Only the lines from the one with "Type out the text in this image." onward are wanted, through the last line of the entries, set down exactly.

── Material supplied

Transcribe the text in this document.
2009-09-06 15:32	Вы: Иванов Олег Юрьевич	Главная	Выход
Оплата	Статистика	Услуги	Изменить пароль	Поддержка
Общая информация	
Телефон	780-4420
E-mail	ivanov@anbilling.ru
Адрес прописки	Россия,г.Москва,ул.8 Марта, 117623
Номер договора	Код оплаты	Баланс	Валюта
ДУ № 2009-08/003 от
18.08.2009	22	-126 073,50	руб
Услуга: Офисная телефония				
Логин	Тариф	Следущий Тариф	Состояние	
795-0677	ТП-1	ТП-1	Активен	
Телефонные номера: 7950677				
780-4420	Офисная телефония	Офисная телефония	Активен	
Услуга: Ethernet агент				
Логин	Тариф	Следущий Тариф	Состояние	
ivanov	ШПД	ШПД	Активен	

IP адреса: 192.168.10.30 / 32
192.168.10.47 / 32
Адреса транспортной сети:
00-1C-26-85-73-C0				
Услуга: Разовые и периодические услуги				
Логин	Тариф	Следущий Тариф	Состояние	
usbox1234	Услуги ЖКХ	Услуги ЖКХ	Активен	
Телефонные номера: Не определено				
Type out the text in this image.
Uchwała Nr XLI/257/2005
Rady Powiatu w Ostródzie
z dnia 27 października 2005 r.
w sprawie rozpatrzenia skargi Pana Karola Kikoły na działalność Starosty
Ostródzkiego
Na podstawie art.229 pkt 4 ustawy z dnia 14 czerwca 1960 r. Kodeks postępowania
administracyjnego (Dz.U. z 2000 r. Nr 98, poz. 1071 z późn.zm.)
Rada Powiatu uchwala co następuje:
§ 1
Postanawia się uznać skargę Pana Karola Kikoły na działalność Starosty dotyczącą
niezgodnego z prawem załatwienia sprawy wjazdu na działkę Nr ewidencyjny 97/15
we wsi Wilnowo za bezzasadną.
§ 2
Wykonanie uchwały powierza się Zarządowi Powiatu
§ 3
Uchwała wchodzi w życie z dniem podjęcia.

────

→ **Solution below**
Type out the text in this image.
Uchwała Nr XLI/257/2005
Rady Powiatu w Ostródzie
z dnia 27 października 2005 r.
w sprawie rozpatrzenia skargi Pana Karola Kikoły na działalność Starosty
Ostródzkiego
Na podstawie art.229 pkt 4 ustawy z dnia 14 czerwca 1960 r. Kodeks postępowania
administracyjnego (Dz.U. z 2000 r. Nr 98, poz. 1071 z późn.zm.)
Rada Powiatu uchwala co następuje:
§ 1
Postanawia się uznać skargę Pana Karola Kikoły na działalność Starosty dotyczącą
niezgodnego z prawem załatwienia sprawy wjazdu na działkę Nr ewidencyjny 97/15
we wsi Wilnowo za bezzasadną.
§ 2
Wykonanie uchwały powierza się Zarządowi Powiatu
§ 3
Uchwała wchodzi w życie z dniem podjęcia.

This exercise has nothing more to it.